▶ [DATA SUPPLIED]
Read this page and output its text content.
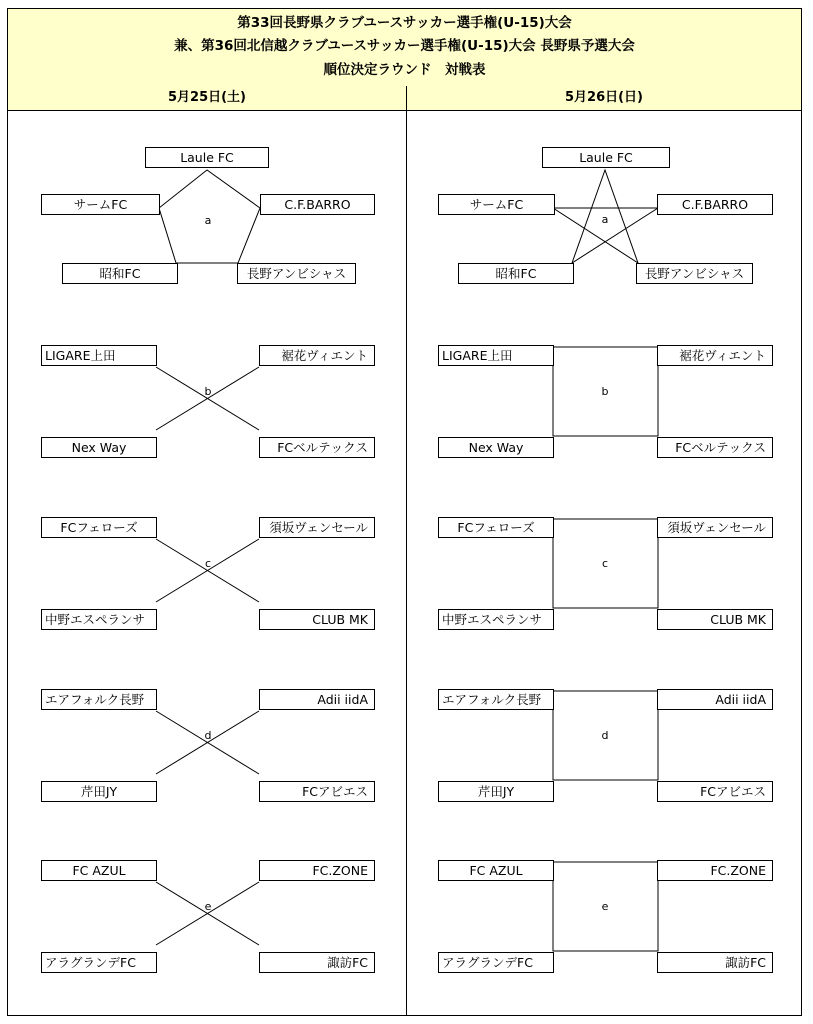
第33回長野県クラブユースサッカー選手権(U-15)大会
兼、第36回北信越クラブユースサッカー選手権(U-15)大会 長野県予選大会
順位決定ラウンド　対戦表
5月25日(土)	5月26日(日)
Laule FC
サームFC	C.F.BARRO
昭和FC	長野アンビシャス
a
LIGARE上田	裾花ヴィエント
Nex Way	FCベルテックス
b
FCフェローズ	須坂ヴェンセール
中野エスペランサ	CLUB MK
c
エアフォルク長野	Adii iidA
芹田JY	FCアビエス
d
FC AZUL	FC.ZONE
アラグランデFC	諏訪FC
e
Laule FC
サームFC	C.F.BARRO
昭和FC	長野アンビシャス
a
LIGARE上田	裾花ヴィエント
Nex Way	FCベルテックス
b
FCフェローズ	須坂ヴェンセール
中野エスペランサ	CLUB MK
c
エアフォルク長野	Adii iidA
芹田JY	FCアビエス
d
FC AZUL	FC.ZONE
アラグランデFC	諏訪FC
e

▶ [WHAT THE EXERCISE ASKS]
Exclude every picture and copy the remaining data exactly.

▶ [FULL SOLUTION]
Read this page and output its text content.
第33回長野県クラブユースサッカー選手権(U-15)大会
兼、第36回北信越クラブユースサッカー選手権(U-15)大会 長野県予選大会
順位決定ラウンド　対戦表
5月25日(土)	5月26日(日)
Laule FC
サームFC	C.F.BARRO
昭和FC	長野アンビシャス
a
LIGARE上田	裾花ヴィエント
Nex Way	FCベルテックス
b
FCフェローズ	須坂ヴェンセール
中野エスペランサ	CLUB MK
c
エアフォルク長野	Adii iidA
芹田JY	FCアビエス
d
FC AZUL	FC.ZONE
アラグランデFC	諏訪FC
e
Laule FC
サームFC	C.F.BARRO
昭和FC	長野アンビシャス
a
LIGARE上田	裾花ヴィエント
Nex Way	FCベルテックス
b
FCフェローズ	須坂ヴェンセール
中野エスペランサ	CLUB MK
c
エアフォルク長野	Adii iidA
芹田JY	FCアビエス
d
FC AZUL	FC.ZONE
アラグランデFC	諏訪FC
e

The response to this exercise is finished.